#### [SOURCE DATA]
►

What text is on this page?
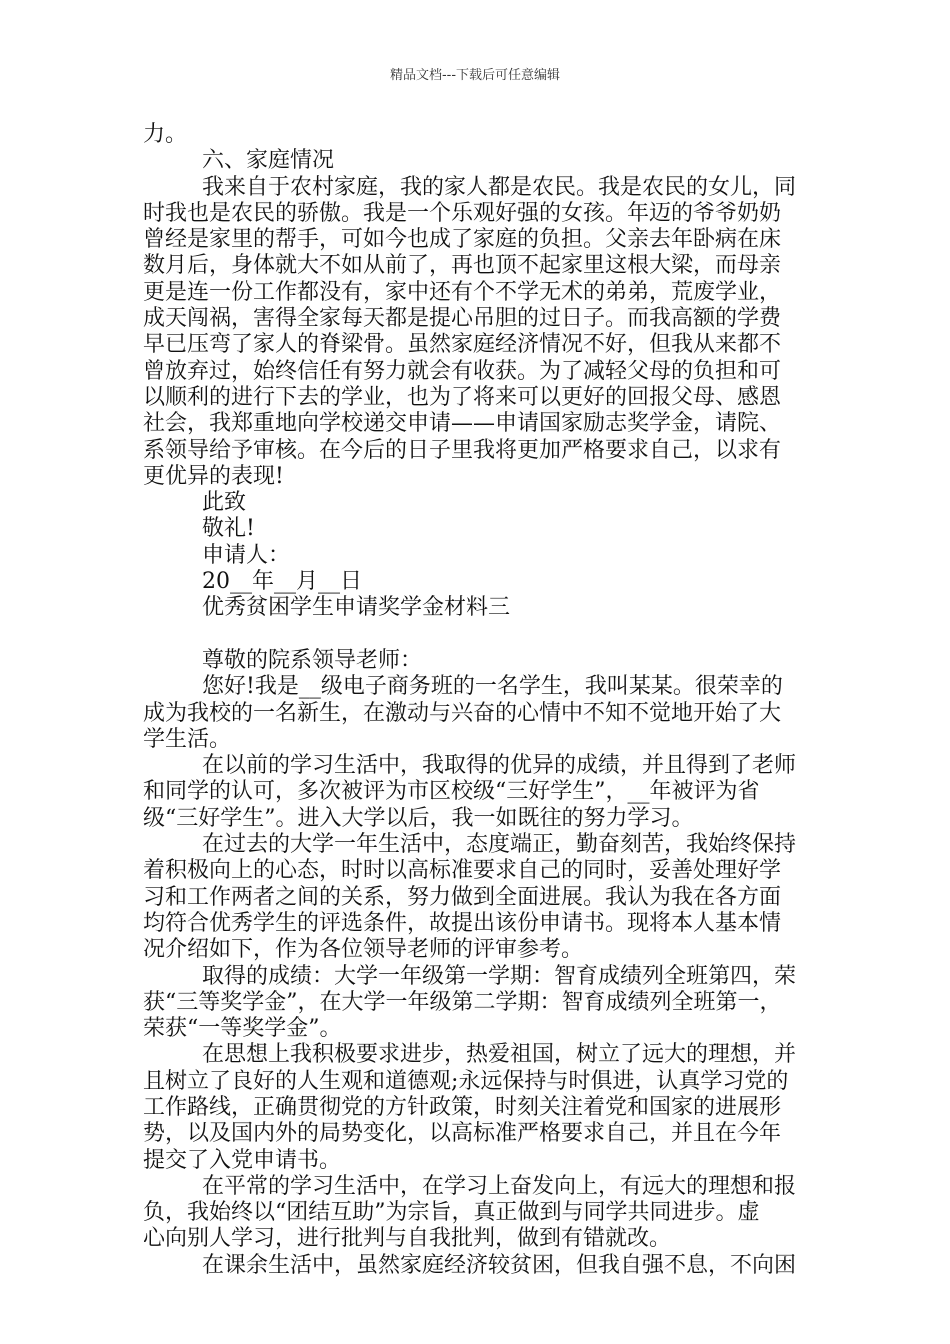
精品文档---下载后可任意编辑
力。
六、家庭情况
我来自于农村家庭，我的家人都是农民。我是农民的女儿，同
时我也是农民的骄傲。我是一个乐观好强的女孩。年迈的爷爷奶奶
曾经是家里的帮手，可如今也成了家庭的负担。父亲去年卧病在床
数月后，身体就大不如从前了，再也顶不起家里这根大梁，而母亲
更是连一份工作都没有，家中还有个不学无术的弟弟，荒废学业，
成天闯祸，害得全家每天都是提心吊胆的过日子。而我高额的学费
早已压弯了家人的脊梁骨。虽然家庭经济情况不好，但我从来都不
曾放弃过，始终信任有努力就会有收获。为了减轻父母的负担和可
以顺利的进行下去的学业，也为了将来可以更好的回报父母、感恩
社会，我郑重地向学校递交申请——申请国家励志奖学金，请院、
系领导给予审核。在今后的日子里我将更加严格要求自己，以求有
更优异的表现!
此致
敬礼!
申请人：
20__年__月__日
优秀贫困学生申请奖学金材料三
尊敬的院系领导老师：
您好!我是__级电子商务班的一名学生，我叫某某。很荣幸的
成为我校的一名新生，在激动与兴奋的心情中不知不觉地开始了大
学生活。
在以前的学习生活中，我取得的优异的成绩，并且得到了老师
和同学的认可，多次被评为市区校级“三好学生”，__年被评为省
级“三好学生”。进入大学以后，我一如既往的努力学习。
在过去的大学一年生活中，态度端正，勤奋刻苦，我始终保持
着积极向上的心态，时时以高标准要求自己的同时，妥善处理好学
习和工作两者之间的关系，努力做到全面进展。我认为我在各方面
均符合优秀学生的评选条件，故提出该份申请书。现将本人基本情
况介绍如下，作为各位领导老师的评审参考。
取得的成绩：大学一年级第一学期：智育成绩列全班第四，荣
获“三等奖学金”，在大学一年级第二学期：智育成绩列全班第一，
荣获“一等奖学金”。
在思想上我积极要求进步，热爱祖国，树立了远大的理想，并
且树立了良好的人生观和道德观;永远保持与时俱进，认真学习党的
工作路线，正确贯彻党的方针政策，时刻关注着党和国家的进展形
势，以及国内外的局势变化，以高标准严格要求自己，并且在今年
提交了入党申请书。
在平常的学习生活中，在学习上奋发向上，有远大的理想和报
负，我始终以“团结互助”为宗旨，真正做到与同学共同进步。虚
心向别人学习，进行批判与自我批判，做到有错就改。
在课余生活中，虽然家庭经济较贫困，但我自强不息，不向困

◄

#### [WRITTEN TASK]
Write every record out again exactly; no pictures belong in the copy.

#### [EXPECTED ANSWER]
What text is on this page?
精品文档---下载后可任意编辑
力。
六、家庭情况
我来自于农村家庭，我的家人都是农民。我是农民的女儿，同
时我也是农民的骄傲。我是一个乐观好强的女孩。年迈的爷爷奶奶
曾经是家里的帮手，可如今也成了家庭的负担。父亲去年卧病在床
数月后，身体就大不如从前了，再也顶不起家里这根大梁，而母亲
更是连一份工作都没有，家中还有个不学无术的弟弟，荒废学业，
成天闯祸，害得全家每天都是提心吊胆的过日子。而我高额的学费
早已压弯了家人的脊梁骨。虽然家庭经济情况不好，但我从来都不
曾放弃过，始终信任有努力就会有收获。为了减轻父母的负担和可
以顺利的进行下去的学业，也为了将来可以更好的回报父母、感恩
社会，我郑重地向学校递交申请——申请国家励志奖学金，请院、
系领导给予审核。在今后的日子里我将更加严格要求自己，以求有
更优异的表现!
此致
敬礼!
申请人：
20__年__月__日
优秀贫困学生申请奖学金材料三
尊敬的院系领导老师：
您好!我是__级电子商务班的一名学生，我叫某某。很荣幸的
成为我校的一名新生，在激动与兴奋的心情中不知不觉地开始了大
学生活。
在以前的学习生活中，我取得的优异的成绩，并且得到了老师
和同学的认可，多次被评为市区校级“三好学生”，__年被评为省
级“三好学生”。进入大学以后，我一如既往的努力学习。
在过去的大学一年生活中，态度端正，勤奋刻苦，我始终保持
着积极向上的心态，时时以高标准要求自己的同时，妥善处理好学
习和工作两者之间的关系，努力做到全面进展。我认为我在各方面
均符合优秀学生的评选条件，故提出该份申请书。现将本人基本情
况介绍如下，作为各位领导老师的评审参考。
取得的成绩：大学一年级第一学期：智育成绩列全班第四，荣
获“三等奖学金”，在大学一年级第二学期：智育成绩列全班第一，
荣获“一等奖学金”。
在思想上我积极要求进步，热爱祖国，树立了远大的理想，并
且树立了良好的人生观和道德观;永远保持与时俱进，认真学习党的
工作路线，正确贯彻党的方针政策，时刻关注着党和国家的进展形
势，以及国内外的局势变化，以高标准严格要求自己，并且在今年
提交了入党申请书。
在平常的学习生活中，在学习上奋发向上，有远大的理想和报
负，我始终以“团结互助”为宗旨，真正做到与同学共同进步。虚
心向别人学习，进行批判与自我批判，做到有错就改。
在课余生活中，虽然家庭经济较贫困，但我自强不息，不向困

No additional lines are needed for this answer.